Written exercise:
Copy the data exactly; pictures stay out of the copy.

Records from a data collection
********

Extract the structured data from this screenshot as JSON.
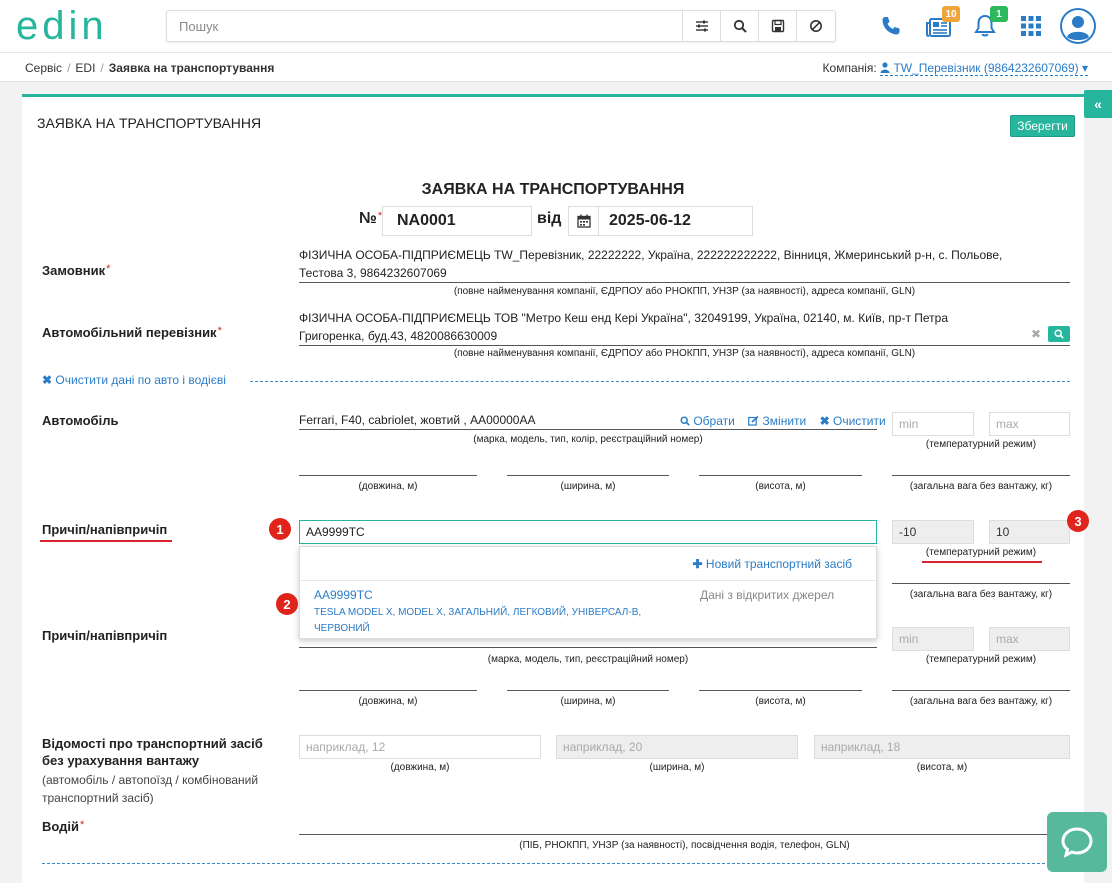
{
  "header": {
    "logo_text": "edin",
    "search_placeholder": "Пошук",
    "news_badge": "10",
    "notifications_badge": "1"
  },
  "breadcrumb": {
    "items": [
      "Сервіс",
      "EDI"
    ],
    "current": "Заявка на транспортування"
  },
  "company": {
    "label": "Компанія:",
    "value": "TW_Перевізник (9864232607069)"
  },
  "panel": {
    "title": "ЗАЯВКА НА ТРАНСПОРТУВАННЯ",
    "save_label": "Зберегти"
  },
  "document": {
    "title": "ЗАЯВКА НА ТРАНСПОРТУВАННЯ",
    "number_label": "№",
    "number_value": "NA0001",
    "date_label": "від",
    "date_value": "2025-06-12"
  },
  "customer": {
    "label": "Замовник",
    "line1": "ФІЗИЧНА ОСОБА-ПІДПРИЄМЕЦЬ TW_Перевізник, 22222222, Україна, 222222222222, Вінниця, Жмеринський р-н, с. Польове,",
    "line2": "Тестова 3, 9864232607069",
    "hint": "(повне найменування компанії, ЄДРПОУ або РНОКПП, УНЗР (за наявності), адреса компанії, GLN)"
  },
  "carrier": {
    "label": "Автомобільний перевізник",
    "line1": "ФІЗИЧНА ОСОБА-ПІДПРИЄМЕЦЬ ТОВ \"Метро Кеш енд Кері Україна\", 32049199, Україна, 02140, м. Київ, пр-т Петра",
    "line2": "Григоренка, буд.43, 4820086630009",
    "hint": "(повне найменування компанії, ЄДРПОУ або РНОКПП, УНЗР (за наявності), адреса компанії, GLN)"
  },
  "clear_link": "Очистити дані по авто і водієві",
  "vehicle": {
    "label": "Автомобіль",
    "value": "Ferrari, F40, cabriolet, жовтий , AA00000AA",
    "choose": "Обрати",
    "change": "Змінити",
    "clear": "Очистити",
    "hint": "(марка, модель, тип, колір, реєстраційний номер)",
    "temp_min_placeholder": "min",
    "temp_max_placeholder": "max",
    "temp_hint": "(температурний режим)",
    "length_hint": "(довжина, м)",
    "width_hint": "(ширина, м)",
    "height_hint": "(висота, м)",
    "weight_hint": "(загальна вага без вантажу, кг)"
  },
  "trailer1": {
    "label": "Причіп/напівпричіп",
    "value": "AA9999TC",
    "temp_min": "-10",
    "temp_max": "10",
    "temp_hint": "(температурний режим)",
    "weight_hint": "(загальна вага без вантажу, кг)"
  },
  "dropdown": {
    "new_vehicle": "Новий транспортний засіб",
    "item_title": "AA9999TC",
    "item_desc": "TESLA MODEL X, MODEL X, ЗАГАЛЬНИЙ, ЛЕГКОВИЙ, УНІВЕРСАЛ-В, ЧЕРВОНИЙ",
    "item_source": "Дані з відкритих джерел"
  },
  "trailer2": {
    "label": "Причіп/напівпричіп",
    "hint": "(марка, модель, тип, реєстраційний номер)",
    "temp_min_placeholder": "min",
    "temp_max_placeholder": "max",
    "temp_hint": "(температурний режим)",
    "length_hint": "(довжина, м)",
    "width_hint": "(ширина, м)",
    "height_hint": "(висота, м)",
    "weight_hint": "(загальна вага без вантажу, кг)"
  },
  "dimensions": {
    "label": "Відомості про транспортний засіб без урахування вантажу",
    "sublabel": "(автомобіль / автопоїзд / комбінований транспортний засіб)",
    "length_placeholder": "наприклад, 12",
    "width_placeholder": "наприклад, 20",
    "height_placeholder": "наприклад, 18",
    "length_hint": "(довжина, м)",
    "width_hint": "(ширина, м)",
    "height_hint": "(висота, м)"
  },
  "driver": {
    "label": "Водій",
    "hint": "(ПІБ, РНОКПП, УНЗР (за наявності), посвідчення водія, телефон, GLN)"
  },
  "markers": [
    "1",
    "2",
    "3"
  ],
  "colors": {
    "accent": "#26b59d",
    "link": "#2a7cc7",
    "marker": "#e0231b",
    "badge_orange": "#f0a43a",
    "badge_green": "#2eb85c"
  }
}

********

Solution to this problem:
Extract the structured data from this screenshot as JSON.
{
  "header": {
    "logo_text": "edin",
    "search_placeholder": "Пошук",
    "news_badge": "10",
    "notifications_badge": "1"
  },
  "breadcrumb": {
    "items": [
      "Сервіс",
      "EDI"
    ],
    "current": "Заявка на транспортування"
  },
  "company": {
    "label": "Компанія:",
    "value": "TW_Перевізник (9864232607069)"
  },
  "panel": {
    "title": "ЗАЯВКА НА ТРАНСПОРТУВАННЯ",
    "save_label": "Зберегти"
  },
  "document": {
    "title": "ЗАЯВКА НА ТРАНСПОРТУВАННЯ",
    "number_label": "№",
    "number_value": "NA0001",
    "date_label": "від",
    "date_value": "2025-06-12"
  },
  "customer": {
    "label": "Замовник",
    "line1": "ФІЗИЧНА ОСОБА-ПІДПРИЄМЕЦЬ TW_Перевізник, 22222222, Україна, 222222222222, Вінниця, Жмеринський р-н, с. Польове,",
    "line2": "Тестова 3, 9864232607069",
    "hint": "(повне найменування компанії, ЄДРПОУ або РНОКПП, УНЗР (за наявності), адреса компанії, GLN)"
  },
  "carrier": {
    "label": "Автомобільний перевізник",
    "line1": "ФІЗИЧНА ОСОБА-ПІДПРИЄМЕЦЬ ТОВ \"Метро Кеш енд Кері Україна\", 32049199, Україна, 02140, м. Київ, пр-т Петра",
    "line2": "Григоренка, буд.43, 4820086630009",
    "hint": "(повне найменування компанії, ЄДРПОУ або РНОКПП, УНЗР (за наявності), адреса компанії, GLN)"
  },
  "clear_link": "Очистити дані по авто і водієві",
  "vehicle": {
    "label": "Автомобіль",
    "value": "Ferrari, F40, cabriolet, жовтий , AA00000AA",
    "choose": "Обрати",
    "change": "Змінити",
    "clear": "Очистити",
    "hint": "(марка, модель, тип, колір, реєстраційний номер)",
    "temp_min_placeholder": "min",
    "temp_max_placeholder": "max",
    "temp_hint": "(температурний режим)",
    "length_hint": "(довжина, м)",
    "width_hint": "(ширина, м)",
    "height_hint": "(висота, м)",
    "weight_hint": "(загальна вага без вантажу, кг)"
  },
  "trailer1": {
    "label": "Причіп/напівпричіп",
    "value": "AA9999TC",
    "temp_min": "-10",
    "temp_max": "10",
    "temp_hint": "(температурний режим)",
    "weight_hint": "(загальна вага без вантажу, кг)"
  },
  "dropdown": {
    "new_vehicle": "Новий транспортний засіб",
    "item_title": "AA9999TC",
    "item_desc": "TESLA MODEL X, MODEL X, ЗАГАЛЬНИЙ, ЛЕГКОВИЙ, УНІВЕРСАЛ-В, ЧЕРВОНИЙ",
    "item_source": "Дані з відкритих джерел"
  },
  "trailer2": {
    "label": "Причіп/напівпричіп",
    "hint": "(марка, модель, тип, реєстраційний номер)",
    "temp_min_placeholder": "min",
    "temp_max_placeholder": "max",
    "temp_hint": "(температурний режим)",
    "length_hint": "(довжина, м)",
    "width_hint": "(ширина, м)",
    "height_hint": "(висота, м)",
    "weight_hint": "(загальна вага без вантажу, кг)"
  },
  "dimensions": {
    "label": "Відомості про транспортний засіб без урахування вантажу",
    "sublabel": "(автомобіль / автопоїзд / комбінований транспортний засіб)",
    "length_placeholder": "наприклад, 12",
    "width_placeholder": "наприклад, 20",
    "height_placeholder": "наприклад, 18",
    "length_hint": "(довжина, м)",
    "width_hint": "(ширина, м)",
    "height_hint": "(висота, м)"
  },
  "driver": {
    "label": "Водій",
    "hint": "(ПІБ, РНОКПП, УНЗР (за наявності), посвідчення водія, телефон, GLN)"
  },
  "markers": [
    "1",
    "2",
    "3"
  ],
  "colors": {
    "accent": "#26b59d",
    "link": "#2a7cc7",
    "marker": "#e0231b",
    "badge_orange": "#f0a43a",
    "badge_green": "#2eb85c"
  }
}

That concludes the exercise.